Aim of the task
The records below must be transcribed exactly. Do not include the pictures.

Material to process

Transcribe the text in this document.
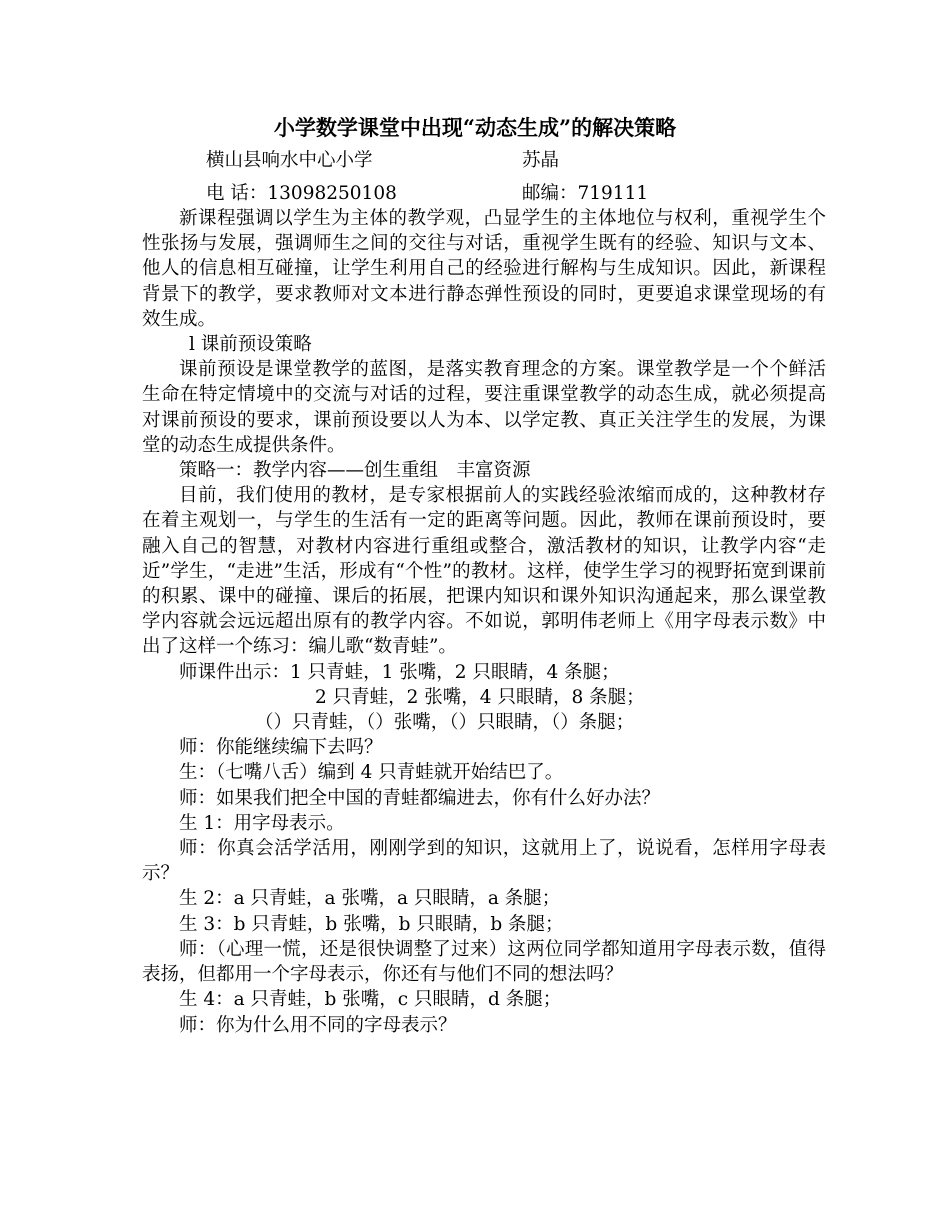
小学数学课堂中出现“动态生成”的解决策略
横山县响水中心小学	苏晶
电 话：13098250108	邮编：719111

新课程强调以学生为主体的教学观，凸显学生的主体地位与权利，重视学生个性张扬与发展，强调师生之间的交往与对话，重视学生既有的经验、知识与文本、他人的信息相互碰撞，让学生利用自己的经验进行解构与生成知识。因此，新课程背景下的教学，要求教师对文本进行静态弹性预设的同时，更要追求课堂现场的有效生成。

l 课前预设策略

课前预设是课堂教学的蓝图，是落实教育理念的方案。课堂教学是一个个鲜活生命在特定情境中的交流与对话的过程，要注重课堂教学的动态生成，就必须提高对课前预设的要求，课前预设要以人为本、以学定教、真正关注学生的发展，为课堂的动态生成提供条件。

策略一：教学内容——创生重组　丰富资源

目前，我们使用的教材，是专家根据前人的实践经验浓缩而成的，这种教材存在着主观划一，与学生的生活有一定的距离等问题。因此，教师在课前预设时，要融入自己的智慧，对教材内容进行重组或整合，激活教材的知识，让教学内容“走近”学生，“走进”生活，形成有“个性”的教材。这样，使学生学习的视野拓宽到课前的积累、课中的碰撞、课后的拓展，把课内知识和课外知识沟通起来，那么课堂教学内容就会远远超出原有的教学内容。不如说，郭明伟老师上《用字母表示数》中出了这样一个练习：编儿歌“数青蛙”。

师课件出示：1 只青蛙，1 张嘴，2 只眼睛，4 条腿；

2 只青蛙，2 张嘴，4 只眼睛，8 条腿；

（）只青蛙，（）张嘴，（）只眼睛，（）条腿；

师：你能继续编下去吗？

生：（七嘴八舌）编到 4 只青蛙就开始结巴了。

师：如果我们把全中国的青蛙都编进去，你有什么好办法？

生 1：用字母表示。

师：你真会活学活用，刚刚学到的知识，这就用上了，说说看，怎样用字母表示？

生 2：a 只青蛙，a 张嘴，a 只眼睛，a 条腿；

生 3：b 只青蛙，b 张嘴，b 只眼睛，b 条腿；

师：（心理一慌，还是很快调整了过来）这两位同学都知道用字母表示数，值得表扬，但都用一个字母表示，你还有与他们不同的想法吗？

生 4：a 只青蛙，b 张嘴，c 只眼睛，d 条腿；

师：你为什么用不同的字母表示？
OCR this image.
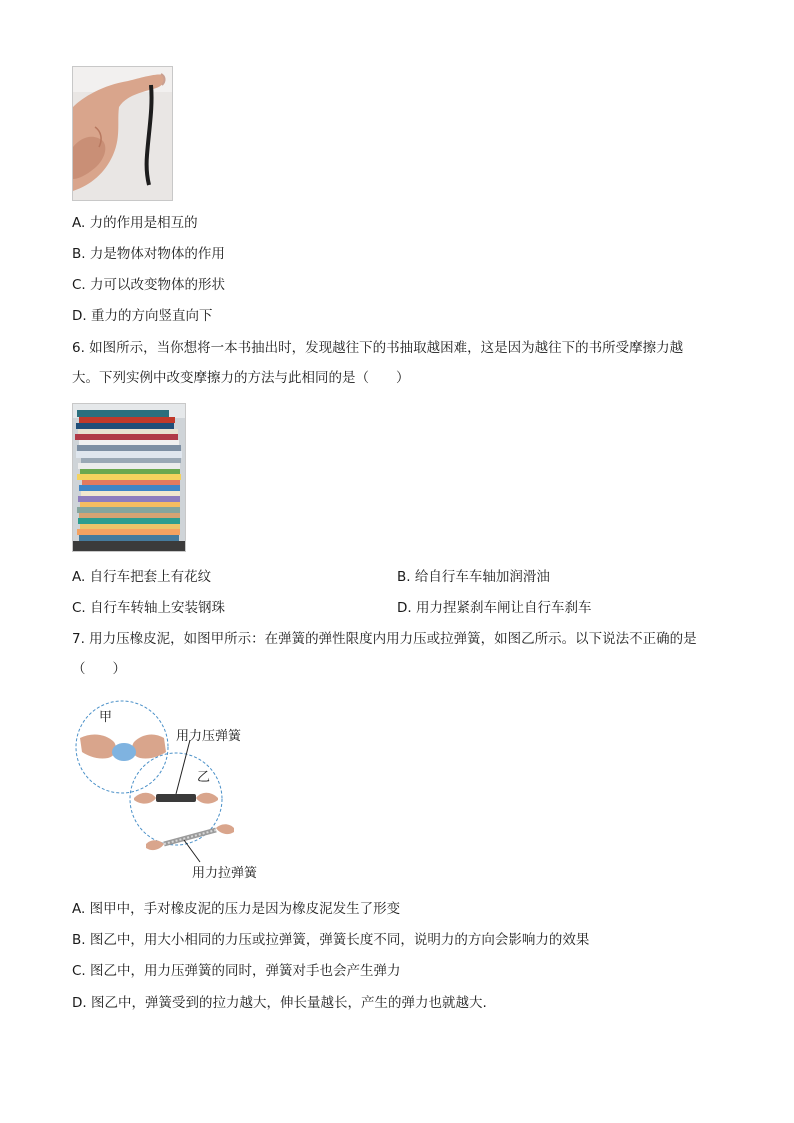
A. 力的作用是相互的
B. 力是物体对物体的作用
C. 力可以改变物体的形状
D. 重力的方向竖直向下
6. 如图所示，当你想将一本书抽出时，发现越往下的书抽取越困难，这是因为越往下的书所受摩擦力越
大。下列实例中改变摩擦力的方法与此相同的是（　　）
A. 自行车把套上有花纹	B. 给自行车车轴加润滑油
C. 自行车转轴上安装钢珠	D. 用力捏紧刹车闸让自行车刹车
7. 用力压橡皮泥，如图甲所示：在弹簧的弹性限度内用力压或拉弹簧，如图乙所示。以下说法不正确的是
（　　）
甲
乙
用力压弹簧
用力拉弹簧
A. 图甲中，手对橡皮泥的压力是因为橡皮泥发生了形变
B. 图乙中，用大小相同的力压或拉弹簧，弹簧长度不同，说明力的方向会影响力的效果
C. 图乙中，用力压弹簧的同时，弹簧对手也会产生弹力
D. 图乙中，弹簧受到的拉力越大，伸长量越长，产生的弹力也就越大.
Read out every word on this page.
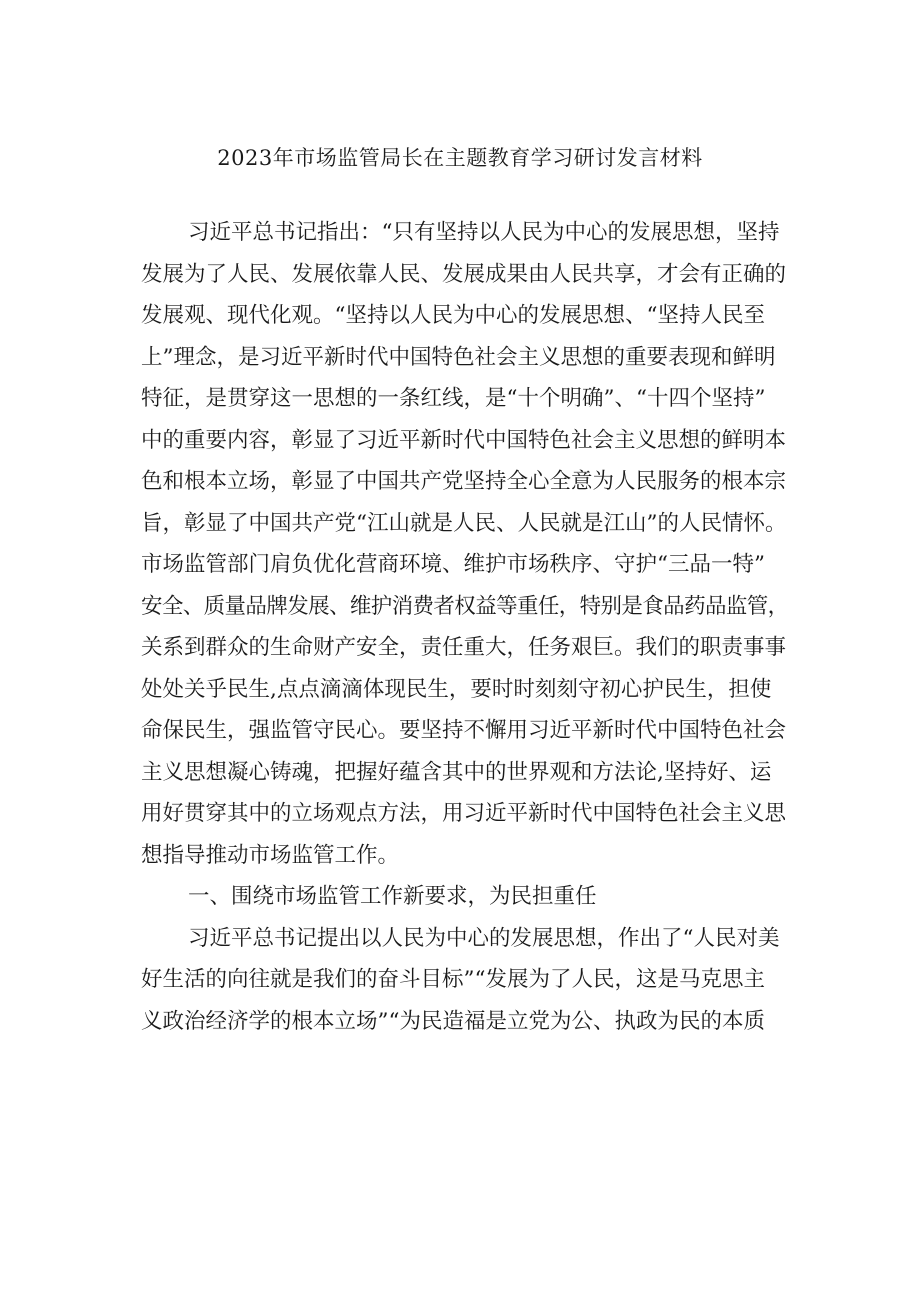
2023年市场监管局长在主题教育学习研讨发言材料
习近平总书记指出：“只有坚持以人民为中心的发展思想，坚持
发展为了人民、发展依靠人民、发展成果由人民共享，才会有正确的
发展观、现代化观。“坚持以人民为中心的发展思想、“坚持人民至
上”理念，是习近平新时代中国特色社会主义思想的重要表现和鲜明
特征，是贯穿这一思想的一条红线，是“十个明确”、“十四个坚持”
中的重要内容，彰显了习近平新时代中国特色社会主义思想的鲜明本
色和根本立场，彰显了中国共产党坚持全心全意为人民服务的根本宗
旨，彰显了中国共产党“江山就是人民、人民就是江山”的人民情怀。
市场监管部门肩负优化营商环境、维护市场秩序、守护“三品一特”
安全、质量品牌发展、维护消费者权益等重任，特别是食品药品监管，
关系到群众的生命财产安全，责任重大，任务艰巨。我们的职责事事
处处关乎民生,点点滴滴体现民生，要时时刻刻守初心护民生，担使
命保民生，强监管守民心。要坚持不懈用习近平新时代中国特色社会
主义思想凝心铸魂，把握好蕴含其中的世界观和方法论,坚持好、运
用好贯穿其中的立场观点方法，用习近平新时代中国特色社会主义思
想指导推动市场监管工作。
一、围绕市场监管工作新要求，为民担重任
习近平总书记提出以人民为中心的发展思想，作出了“人民对美
好生活的向往就是我们的奋斗目标”“发展为了人民，这是马克思主
义政治经济学的根本立场”“为民造福是立党为公、执政为民的本质
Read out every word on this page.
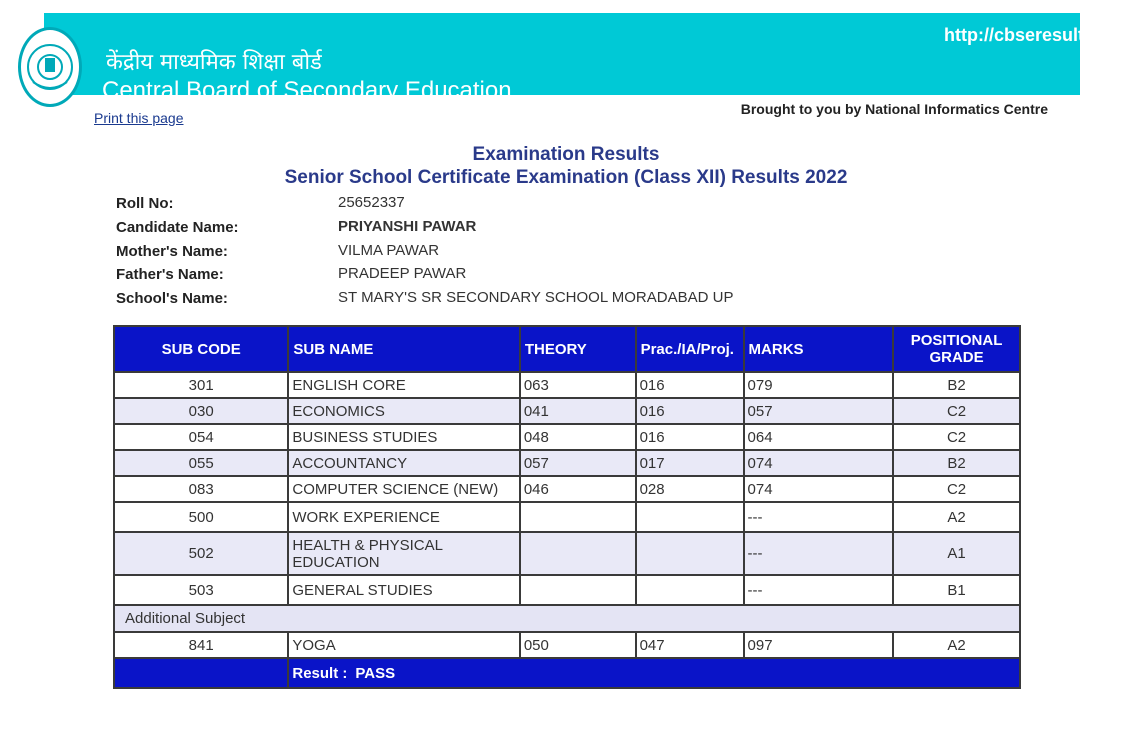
केंद्रीय माध्यमिक शिक्षा बोर्ड
Central Board of Secondary Education
http://cbseresults.nic.in
Print this page
Brought to you by National Informatics Centre
Examination Results
Senior School Certificate Examination (Class XII) Results 2022
Roll No:	25652337
Candidate Name:	PRIYANSHI PAWAR
Mother's Name:	VILMA PAWAR
Father's Name:	PRADEEP PAWAR
School's Name:	ST MARY'S SR SECONDARY SCHOOL MORADABAD UP
SUB CODE	SUB NAME	THEORY	Prac./IA/Proj.	MARKS	POSITIONAL GRADE
301	ENGLISH CORE	063	016	079	B2
030	ECONOMICS	041	016	057	C2
054	BUSINESS STUDIES	048	016	064	C2
055	ACCOUNTANCY	057	017	074	B2
083	COMPUTER SCIENCE (NEW)	046	028	074	C2
500	WORK EXPERIENCE			---	A2
502	HEALTH & PHYSICAL EDUCATION			---	A1
503	GENERAL STUDIES			---	B1
Additional Subject					
841	YOGA	050	047	097	A2
	Result : PASS				
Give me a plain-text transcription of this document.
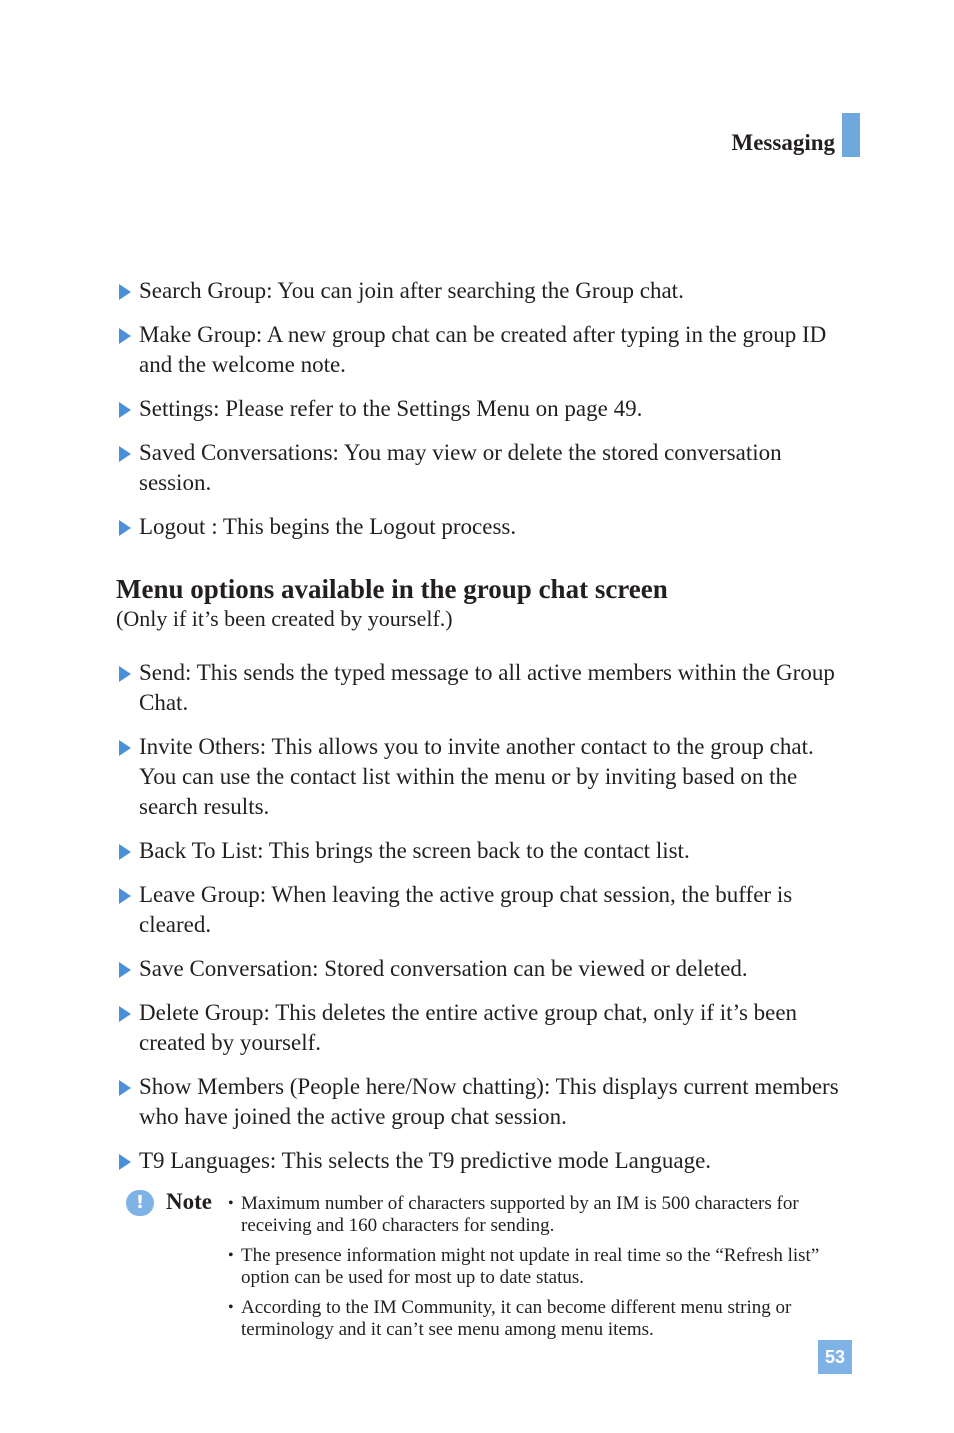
Messaging
Search Group: You can join after searching the Group chat.
Make Group: A new group chat can be created after typing in the group ID and the welcome note.
Settings: Please refer to the Settings Menu on page 49.
Saved Conversations: You may view or delete the stored conversation session.
Logout : This begins the Logout process.
Menu options available in the group chat screen
(Only if it’s been created by yourself.)
Send: This sends the typed message to all active members within the Group Chat.
Invite Others: This allows you to invite another contact to the group chat. You can use the contact list within the menu or by inviting based on the search results.
Back To List: This brings the screen back to the contact list.
Leave Group: When leaving the active group chat session, the buffer is cleared.
Save Conversation: Stored conversation can be viewed or deleted.
Delete Group: This deletes the entire active group chat, only if it’s been created by yourself.
Show Members (People here/Now chatting): This displays current members who have joined the active group chat session.
T9 Languages: This selects the T9 predictive mode Language.
! Note • Maximum number of characters supported by an IM is 500 characters for receiving and 160 characters for sending.
• The presence information might not update in real time so the “Refresh list” option can be used for most up to date status.
• According to the IM Community, it can become different menu string or terminology and it can’t see menu among menu items.
53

Finished exercise
Transcribe the text in this document.
小学数学课堂中出现“动态生成”的解决策略
横山县响水中心小学	苏晶
电 话：13098250108	邮编：719111

新课程强调以学生为主体的教学观，凸显学生的主体地位与权利，重视学生个性张扬与发展，强调师生之间的交往与对话，重视学生既有的经验、知识与文本、他人的信息相互碰撞，让学生利用自己的经验进行解构与生成知识。因此，新课程背景下的教学，要求教师对文本进行静态弹性预设的同时，更要追求课堂现场的有效生成。

l 课前预设策略

课前预设是课堂教学的蓝图，是落实教育理念的方案。课堂教学是一个个鲜活生命在特定情境中的交流与对话的过程，要注重课堂教学的动态生成，就必须提高对课前预设的要求，课前预设要以人为本、以学定教、真正关注学生的发展，为课堂的动态生成提供条件。

策略一：教学内容——创生重组　丰富资源

目前，我们使用的教材，是专家根据前人的实践经验浓缩而成的，这种教材存在着主观划一，与学生的生活有一定的距离等问题。因此，教师在课前预设时，要融入自己的智慧，对教材内容进行重组或整合，激活教材的知识，让教学内容“走近”学生，“走进”生活，形成有“个性”的教材。这样，使学生学习的视野拓宽到课前的积累、课中的碰撞、课后的拓展，把课内知识和课外知识沟通起来，那么课堂教学内容就会远远超出原有的教学内容。不如说，郭明伟老师上《用字母表示数》中出了这样一个练习：编儿歌“数青蛙”。

师课件出示：1 只青蛙，1 张嘴，2 只眼睛，4 条腿；

2 只青蛙，2 张嘴，4 只眼睛，8 条腿；

（）只青蛙，（）张嘴，（）只眼睛，（）条腿；

师：你能继续编下去吗？

生：（七嘴八舌）编到 4 只青蛙就开始结巴了。

师：如果我们把全中国的青蛙都编进去，你有什么好办法？

生 1：用字母表示。

师：你真会活学活用，刚刚学到的知识，这就用上了，说说看，怎样用字母表示？

生 2：a 只青蛙，a 张嘴，a 只眼睛，a 条腿；

生 3：b 只青蛙，b 张嘴，b 只眼睛，b 条腿；

师：（心理一慌，还是很快调整了过来）这两位同学都知道用字母表示数，值得表扬，但都用一个字母表示，你还有与他们不同的想法吗？

生 4：a 只青蛙，b 张嘴，c 只眼睛，d 条腿；

师：你为什么用不同的字母表示？
OCR this image.
A. 力的作用是相互的
B. 力是物体对物体的作用
C. 力可以改变物体的形状
D. 重力的方向竖直向下
6. 如图所示，当你想将一本书抽出时，发现越往下的书抽取越困难，这是因为越往下的书所受摩擦力越
大。下列实例中改变摩擦力的方法与此相同的是（　　）
A. 自行车把套上有花纹	B. 给自行车车轴加润滑油
C. 自行车转轴上安装钢珠	D. 用力捏紧刹车闸让自行车刹车
7. 用力压橡皮泥，如图甲所示：在弹簧的弹性限度内用力压或拉弹簧，如图乙所示。以下说法不正确的是
（　　）
甲
乙
用力压弹簧
用力拉弹簧
A. 图甲中，手对橡皮泥的压力是因为橡皮泥发生了形变
B. 图乙中，用大小相同的力压或拉弹簧，弹簧长度不同，说明力的方向会影响力的效果
C. 图乙中，用力压弹簧的同时，弹簧对手也会产生弹力
D. 图乙中，弹簧受到的拉力越大，伸长量越长，产生的弹力也就越大.
Read out every word on this page.
2023年市场监管局长在主题教育学习研讨发言材料
习近平总书记指出：“只有坚持以人民为中心的发展思想，坚持
发展为了人民、发展依靠人民、发展成果由人民共享，才会有正确的
发展观、现代化观。“坚持以人民为中心的发展思想、“坚持人民至
上”理念，是习近平新时代中国特色社会主义思想的重要表现和鲜明
特征，是贯穿这一思想的一条红线，是“十个明确”、“十四个坚持”
中的重要内容，彰显了习近平新时代中国特色社会主义思想的鲜明本
色和根本立场，彰显了中国共产党坚持全心全意为人民服务的根本宗
旨，彰显了中国共产党“江山就是人民、人民就是江山”的人民情怀。
市场监管部门肩负优化营商环境、维护市场秩序、守护“三品一特”
安全、质量品牌发展、维护消费者权益等重任，特别是食品药品监管，
关系到群众的生命财产安全，责任重大，任务艰巨。我们的职责事事
处处关乎民生,点点滴滴体现民生，要时时刻刻守初心护民生，担使
命保民生，强监管守民心。要坚持不懈用习近平新时代中国特色社会
主义思想凝心铸魂，把握好蕴含其中的世界观和方法论,坚持好、运
用好贯穿其中的立场观点方法，用习近平新时代中国特色社会主义思
想指导推动市场监管工作。
一、围绕市场监管工作新要求，为民担重任
习近平总书记提出以人民为中心的发展思想，作出了“人民对美
好生活的向往就是我们的奋斗目标”“发展为了人民，这是马克思主
义政治经济学的根本立场”“为民造福是立党为公、执政为民的本质
Read out every word on this page.
केंद्रीय माध्यमिक शिक्षा बोर्ड
Central Board of Secondary Education
http://cbseresults.nic.in
Print this page
Brought to you by National Informatics Centre
Examination Results
Senior School Certificate Examination (Class XII) Results 2022
Roll No:	25652337
Candidate Name:	PRIYANSHI PAWAR
Mother's Name:	VILMA PAWAR
Father's Name:	PRADEEP PAWAR
School's Name:	ST MARY'S SR SECONDARY SCHOOL MORADABAD UP
SUB CODE	SUB NAME	THEORY	Prac./IA/Proj.	MARKS	POSITIONAL GRADE
301	ENGLISH CORE	063	016	079	B2
030	ECONOMICS	041	016	057	C2
054	BUSINESS STUDIES	048	016	064	C2
055	ACCOUNTANCY	057	017	074	B2
083	COMPUTER SCIENCE (NEW)	046	028	074	C2
500	WORK EXPERIENCE			---	A2
502	HEALTH & PHYSICAL EDUCATION			---	A1
503	GENERAL STUDIES			---	B1
Additional Subject					
841	YOGA	050	047	097	A2
	Result : PASS				
Give me a plain-text transcription of this document.
Messaging
Search Group: You can join after searching the Group chat.
Make Group: A new group chat can be created after typing in the group ID and the welcome note.
Settings: Please refer to the Settings Menu on page 49.
Saved Conversations: You may view or delete the stored conversation session.
Logout : This begins the Logout process.
Menu options available in the group chat screen
(Only if it’s been created by yourself.)
Send: This sends the typed message to all active members within the Group Chat.
Invite Others: This allows you to invite another contact to the group chat. You can use the contact list within the menu or by inviting based on the search results.
Back To List: This brings the screen back to the contact list.
Leave Group: When leaving the active group chat session, the buffer is cleared.
Save Conversation: Stored conversation can be viewed or deleted.
Delete Group: This deletes the entire active group chat, only if it’s been created by yourself.
Show Members (People here/Now chatting): This displays current members who have joined the active group chat session.
T9 Languages: This selects the T9 predictive mode Language.
! Note • Maximum number of characters supported by an IM is 500 characters for receiving and 160 characters for sending.
• The presence information might not update in real time so the “Refresh list” option can be used for most up to date status.
• According to the IM Community, it can become different menu string or terminology and it can’t see menu among menu items.
53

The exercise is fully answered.